====== Extracted information ======

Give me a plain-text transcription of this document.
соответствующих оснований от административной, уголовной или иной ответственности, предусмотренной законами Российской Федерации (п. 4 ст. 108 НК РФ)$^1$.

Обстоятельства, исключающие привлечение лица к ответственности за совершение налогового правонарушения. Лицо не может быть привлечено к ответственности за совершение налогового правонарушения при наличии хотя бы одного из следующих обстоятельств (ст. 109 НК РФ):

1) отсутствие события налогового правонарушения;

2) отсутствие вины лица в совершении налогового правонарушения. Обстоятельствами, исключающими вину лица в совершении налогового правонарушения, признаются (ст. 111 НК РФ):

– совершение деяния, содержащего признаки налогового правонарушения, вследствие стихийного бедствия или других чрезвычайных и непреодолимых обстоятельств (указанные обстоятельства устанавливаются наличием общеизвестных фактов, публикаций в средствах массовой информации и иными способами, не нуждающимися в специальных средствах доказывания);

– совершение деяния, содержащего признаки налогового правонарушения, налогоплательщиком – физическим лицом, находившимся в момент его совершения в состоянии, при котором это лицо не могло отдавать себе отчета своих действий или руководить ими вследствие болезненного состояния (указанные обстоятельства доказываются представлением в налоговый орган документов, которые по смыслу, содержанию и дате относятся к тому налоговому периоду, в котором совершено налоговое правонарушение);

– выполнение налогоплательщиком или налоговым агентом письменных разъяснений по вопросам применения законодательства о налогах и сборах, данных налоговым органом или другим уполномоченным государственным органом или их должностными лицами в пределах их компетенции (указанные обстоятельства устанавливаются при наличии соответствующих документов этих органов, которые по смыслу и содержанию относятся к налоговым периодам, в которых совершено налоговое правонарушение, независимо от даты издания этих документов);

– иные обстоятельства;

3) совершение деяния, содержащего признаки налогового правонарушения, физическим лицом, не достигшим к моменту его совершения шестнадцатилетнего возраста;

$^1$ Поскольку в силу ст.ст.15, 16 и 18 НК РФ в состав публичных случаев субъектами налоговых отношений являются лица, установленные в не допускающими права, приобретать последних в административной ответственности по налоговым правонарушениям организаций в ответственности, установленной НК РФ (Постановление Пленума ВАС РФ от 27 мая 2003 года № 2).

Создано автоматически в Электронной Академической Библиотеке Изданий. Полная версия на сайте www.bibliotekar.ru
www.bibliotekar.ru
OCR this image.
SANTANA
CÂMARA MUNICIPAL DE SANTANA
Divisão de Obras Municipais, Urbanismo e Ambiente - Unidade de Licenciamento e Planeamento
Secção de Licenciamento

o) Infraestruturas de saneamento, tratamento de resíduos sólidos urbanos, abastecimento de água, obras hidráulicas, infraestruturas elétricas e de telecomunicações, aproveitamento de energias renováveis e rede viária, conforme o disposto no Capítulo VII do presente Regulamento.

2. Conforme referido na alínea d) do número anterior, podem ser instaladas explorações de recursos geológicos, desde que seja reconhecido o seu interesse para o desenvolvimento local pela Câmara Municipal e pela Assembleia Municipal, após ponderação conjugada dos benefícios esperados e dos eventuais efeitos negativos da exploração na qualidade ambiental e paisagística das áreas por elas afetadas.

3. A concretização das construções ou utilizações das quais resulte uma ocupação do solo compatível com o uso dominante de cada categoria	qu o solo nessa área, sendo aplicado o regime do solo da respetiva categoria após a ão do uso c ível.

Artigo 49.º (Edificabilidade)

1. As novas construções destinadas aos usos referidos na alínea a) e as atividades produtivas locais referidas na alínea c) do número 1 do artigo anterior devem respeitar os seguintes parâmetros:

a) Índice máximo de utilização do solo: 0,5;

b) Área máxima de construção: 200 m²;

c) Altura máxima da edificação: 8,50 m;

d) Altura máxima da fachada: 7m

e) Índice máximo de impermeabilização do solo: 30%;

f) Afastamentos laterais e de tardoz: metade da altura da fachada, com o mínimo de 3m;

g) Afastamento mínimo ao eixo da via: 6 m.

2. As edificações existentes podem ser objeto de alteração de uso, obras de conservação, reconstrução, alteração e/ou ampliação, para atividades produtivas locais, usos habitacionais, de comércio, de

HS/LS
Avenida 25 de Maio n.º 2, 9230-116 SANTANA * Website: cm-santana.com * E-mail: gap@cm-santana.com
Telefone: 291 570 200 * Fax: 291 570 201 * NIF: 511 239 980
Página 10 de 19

======

> Task directions: From the listing above, collect every line that mentions the word "отсутствие".

> Exercise solution:
1) отсутствие события налогового правонарушения;
2) отсутствие вины лица в совершении налогового правонарушения. Обстоятельствами, исключающими вину лица в совершении налогового правонарушения, признаются (ст. 111 НК РФ):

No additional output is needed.